◆ TASK PROMPT ◆
Extract all lines containing "JavaWeb网站开发".

--- BEGIN ---

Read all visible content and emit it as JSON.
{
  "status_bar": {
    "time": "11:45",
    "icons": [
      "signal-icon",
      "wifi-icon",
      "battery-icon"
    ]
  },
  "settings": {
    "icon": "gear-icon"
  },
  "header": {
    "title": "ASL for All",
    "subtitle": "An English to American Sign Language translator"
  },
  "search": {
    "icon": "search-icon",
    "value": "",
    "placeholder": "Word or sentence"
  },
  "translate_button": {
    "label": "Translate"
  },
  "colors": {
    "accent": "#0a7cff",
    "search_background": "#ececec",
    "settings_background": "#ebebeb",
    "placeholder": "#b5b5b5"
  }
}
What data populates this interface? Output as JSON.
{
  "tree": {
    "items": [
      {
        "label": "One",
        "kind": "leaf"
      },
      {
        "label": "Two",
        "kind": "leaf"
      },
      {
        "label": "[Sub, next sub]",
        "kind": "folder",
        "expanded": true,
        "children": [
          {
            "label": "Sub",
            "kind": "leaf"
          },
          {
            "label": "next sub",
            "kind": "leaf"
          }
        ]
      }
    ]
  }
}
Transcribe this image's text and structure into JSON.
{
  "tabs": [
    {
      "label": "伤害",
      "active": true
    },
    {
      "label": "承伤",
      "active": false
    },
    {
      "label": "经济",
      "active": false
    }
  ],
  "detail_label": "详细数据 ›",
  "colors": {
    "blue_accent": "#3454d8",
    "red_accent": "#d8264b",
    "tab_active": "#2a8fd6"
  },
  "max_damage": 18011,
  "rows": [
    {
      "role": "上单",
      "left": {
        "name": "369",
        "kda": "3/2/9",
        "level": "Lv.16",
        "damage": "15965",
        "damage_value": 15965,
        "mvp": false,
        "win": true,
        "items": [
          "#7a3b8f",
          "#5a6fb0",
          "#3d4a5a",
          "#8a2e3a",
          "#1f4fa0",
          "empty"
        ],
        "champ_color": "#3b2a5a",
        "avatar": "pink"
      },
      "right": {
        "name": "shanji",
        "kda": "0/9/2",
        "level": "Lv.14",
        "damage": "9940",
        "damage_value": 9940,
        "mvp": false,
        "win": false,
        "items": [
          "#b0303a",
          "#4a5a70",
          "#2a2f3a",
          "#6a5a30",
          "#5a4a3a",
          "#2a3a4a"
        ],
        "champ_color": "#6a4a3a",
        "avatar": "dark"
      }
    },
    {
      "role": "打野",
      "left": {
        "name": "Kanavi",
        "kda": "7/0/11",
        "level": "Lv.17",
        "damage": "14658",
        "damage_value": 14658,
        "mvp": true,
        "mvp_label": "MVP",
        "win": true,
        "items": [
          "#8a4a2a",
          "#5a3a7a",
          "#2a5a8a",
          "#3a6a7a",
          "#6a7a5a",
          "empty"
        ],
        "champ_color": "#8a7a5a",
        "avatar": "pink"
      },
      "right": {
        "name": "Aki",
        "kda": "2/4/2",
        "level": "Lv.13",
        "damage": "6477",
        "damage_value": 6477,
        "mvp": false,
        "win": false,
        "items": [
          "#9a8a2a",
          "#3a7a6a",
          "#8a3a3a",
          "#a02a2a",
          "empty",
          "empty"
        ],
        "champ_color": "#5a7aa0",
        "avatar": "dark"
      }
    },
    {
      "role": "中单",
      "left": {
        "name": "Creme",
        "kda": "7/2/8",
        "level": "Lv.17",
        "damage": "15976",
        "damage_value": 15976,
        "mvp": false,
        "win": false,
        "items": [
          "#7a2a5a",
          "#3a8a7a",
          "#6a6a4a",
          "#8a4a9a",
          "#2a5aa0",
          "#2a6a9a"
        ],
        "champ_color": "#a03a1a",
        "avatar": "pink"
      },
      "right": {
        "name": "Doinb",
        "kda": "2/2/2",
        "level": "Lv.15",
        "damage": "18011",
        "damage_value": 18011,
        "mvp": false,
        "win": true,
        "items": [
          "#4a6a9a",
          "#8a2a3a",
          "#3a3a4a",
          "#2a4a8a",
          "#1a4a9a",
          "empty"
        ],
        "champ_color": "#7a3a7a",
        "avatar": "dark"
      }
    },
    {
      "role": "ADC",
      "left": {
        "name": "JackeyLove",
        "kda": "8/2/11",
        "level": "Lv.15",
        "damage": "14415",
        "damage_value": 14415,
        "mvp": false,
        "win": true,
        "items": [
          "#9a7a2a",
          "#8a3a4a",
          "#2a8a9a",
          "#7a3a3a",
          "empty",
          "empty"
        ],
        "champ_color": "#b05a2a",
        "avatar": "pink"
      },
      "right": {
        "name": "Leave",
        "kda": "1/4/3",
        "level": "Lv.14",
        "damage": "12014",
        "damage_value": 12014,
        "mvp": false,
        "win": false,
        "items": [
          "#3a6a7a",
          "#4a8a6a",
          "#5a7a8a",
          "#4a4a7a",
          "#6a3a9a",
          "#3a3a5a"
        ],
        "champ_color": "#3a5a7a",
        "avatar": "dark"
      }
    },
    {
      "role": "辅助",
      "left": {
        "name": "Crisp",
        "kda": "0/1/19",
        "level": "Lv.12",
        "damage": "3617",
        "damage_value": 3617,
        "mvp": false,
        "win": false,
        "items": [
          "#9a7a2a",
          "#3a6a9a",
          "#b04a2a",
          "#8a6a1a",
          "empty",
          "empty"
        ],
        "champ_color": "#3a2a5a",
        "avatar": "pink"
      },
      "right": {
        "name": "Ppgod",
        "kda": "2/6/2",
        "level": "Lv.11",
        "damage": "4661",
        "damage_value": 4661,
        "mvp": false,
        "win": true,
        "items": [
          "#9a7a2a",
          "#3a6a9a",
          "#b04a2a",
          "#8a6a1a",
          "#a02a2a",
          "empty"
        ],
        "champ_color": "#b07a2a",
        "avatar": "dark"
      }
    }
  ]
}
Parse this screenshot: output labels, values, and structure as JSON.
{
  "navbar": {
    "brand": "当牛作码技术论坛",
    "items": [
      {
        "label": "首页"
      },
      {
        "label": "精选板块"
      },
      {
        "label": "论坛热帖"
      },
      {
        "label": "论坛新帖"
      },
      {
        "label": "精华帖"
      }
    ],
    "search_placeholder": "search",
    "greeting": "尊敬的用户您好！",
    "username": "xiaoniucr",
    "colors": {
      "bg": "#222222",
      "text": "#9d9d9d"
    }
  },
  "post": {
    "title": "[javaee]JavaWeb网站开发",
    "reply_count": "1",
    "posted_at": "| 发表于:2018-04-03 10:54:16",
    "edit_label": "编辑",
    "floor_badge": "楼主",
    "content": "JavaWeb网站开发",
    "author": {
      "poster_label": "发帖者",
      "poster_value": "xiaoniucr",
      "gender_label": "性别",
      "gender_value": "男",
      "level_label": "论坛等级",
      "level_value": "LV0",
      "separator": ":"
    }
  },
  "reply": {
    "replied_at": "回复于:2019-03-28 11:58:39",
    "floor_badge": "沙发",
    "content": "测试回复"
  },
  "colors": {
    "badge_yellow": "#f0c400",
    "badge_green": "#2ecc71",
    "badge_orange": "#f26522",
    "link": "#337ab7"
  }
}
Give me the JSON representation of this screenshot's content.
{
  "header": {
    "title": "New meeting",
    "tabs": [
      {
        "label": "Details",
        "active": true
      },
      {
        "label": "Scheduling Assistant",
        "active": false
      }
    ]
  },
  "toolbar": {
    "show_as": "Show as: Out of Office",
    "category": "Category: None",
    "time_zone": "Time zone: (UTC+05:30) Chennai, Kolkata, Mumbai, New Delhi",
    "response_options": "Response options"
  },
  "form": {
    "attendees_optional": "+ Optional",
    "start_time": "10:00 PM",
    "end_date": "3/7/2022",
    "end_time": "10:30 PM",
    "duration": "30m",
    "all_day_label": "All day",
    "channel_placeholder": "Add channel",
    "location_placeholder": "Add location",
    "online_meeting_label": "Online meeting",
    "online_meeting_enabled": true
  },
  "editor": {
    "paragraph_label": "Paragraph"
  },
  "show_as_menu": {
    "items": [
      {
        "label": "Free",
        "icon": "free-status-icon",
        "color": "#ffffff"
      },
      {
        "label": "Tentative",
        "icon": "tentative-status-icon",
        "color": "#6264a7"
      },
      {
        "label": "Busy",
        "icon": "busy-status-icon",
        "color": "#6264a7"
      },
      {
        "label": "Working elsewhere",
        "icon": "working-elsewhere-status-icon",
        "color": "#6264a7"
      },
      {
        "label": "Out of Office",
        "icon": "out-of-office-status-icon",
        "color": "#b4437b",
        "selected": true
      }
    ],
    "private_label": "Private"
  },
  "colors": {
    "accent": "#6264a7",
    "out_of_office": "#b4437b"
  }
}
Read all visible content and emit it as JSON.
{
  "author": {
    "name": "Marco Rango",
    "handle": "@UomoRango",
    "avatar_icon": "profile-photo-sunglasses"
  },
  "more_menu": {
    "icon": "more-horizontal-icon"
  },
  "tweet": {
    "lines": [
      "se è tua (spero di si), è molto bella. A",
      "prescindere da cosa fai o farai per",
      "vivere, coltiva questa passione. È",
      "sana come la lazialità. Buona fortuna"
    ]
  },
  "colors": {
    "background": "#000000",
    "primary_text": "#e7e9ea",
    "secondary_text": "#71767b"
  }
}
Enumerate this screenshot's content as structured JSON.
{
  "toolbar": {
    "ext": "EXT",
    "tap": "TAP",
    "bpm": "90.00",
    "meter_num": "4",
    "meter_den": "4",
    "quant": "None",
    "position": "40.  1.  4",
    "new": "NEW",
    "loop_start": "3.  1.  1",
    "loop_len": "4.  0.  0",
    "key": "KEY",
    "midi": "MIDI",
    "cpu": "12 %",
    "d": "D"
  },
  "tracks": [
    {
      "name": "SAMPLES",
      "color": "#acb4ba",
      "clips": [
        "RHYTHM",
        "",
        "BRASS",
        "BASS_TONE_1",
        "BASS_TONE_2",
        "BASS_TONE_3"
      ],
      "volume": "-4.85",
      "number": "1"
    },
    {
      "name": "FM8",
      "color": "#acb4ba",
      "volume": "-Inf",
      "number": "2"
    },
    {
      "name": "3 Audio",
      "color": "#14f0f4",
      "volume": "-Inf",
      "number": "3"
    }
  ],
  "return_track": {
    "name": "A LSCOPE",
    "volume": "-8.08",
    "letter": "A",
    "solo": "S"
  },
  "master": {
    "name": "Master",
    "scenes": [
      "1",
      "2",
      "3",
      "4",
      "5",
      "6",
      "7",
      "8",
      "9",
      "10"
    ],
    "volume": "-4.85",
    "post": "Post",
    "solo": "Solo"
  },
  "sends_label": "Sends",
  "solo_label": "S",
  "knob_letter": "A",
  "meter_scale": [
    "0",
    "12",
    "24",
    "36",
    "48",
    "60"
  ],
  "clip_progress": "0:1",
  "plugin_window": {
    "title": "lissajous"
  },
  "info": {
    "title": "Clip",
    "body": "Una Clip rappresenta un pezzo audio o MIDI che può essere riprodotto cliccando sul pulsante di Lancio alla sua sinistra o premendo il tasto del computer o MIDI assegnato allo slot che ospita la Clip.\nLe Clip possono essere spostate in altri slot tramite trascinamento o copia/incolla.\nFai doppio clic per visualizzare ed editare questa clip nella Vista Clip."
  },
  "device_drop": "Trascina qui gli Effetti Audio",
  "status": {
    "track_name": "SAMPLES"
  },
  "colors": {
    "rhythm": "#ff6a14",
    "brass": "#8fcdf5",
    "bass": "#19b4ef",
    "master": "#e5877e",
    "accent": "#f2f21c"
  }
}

--- END ---

◆ WRITTEN ANSWER ◆
    "title": "[javaee]JavaWeb网站开发",
    "content": "JavaWeb网站开发",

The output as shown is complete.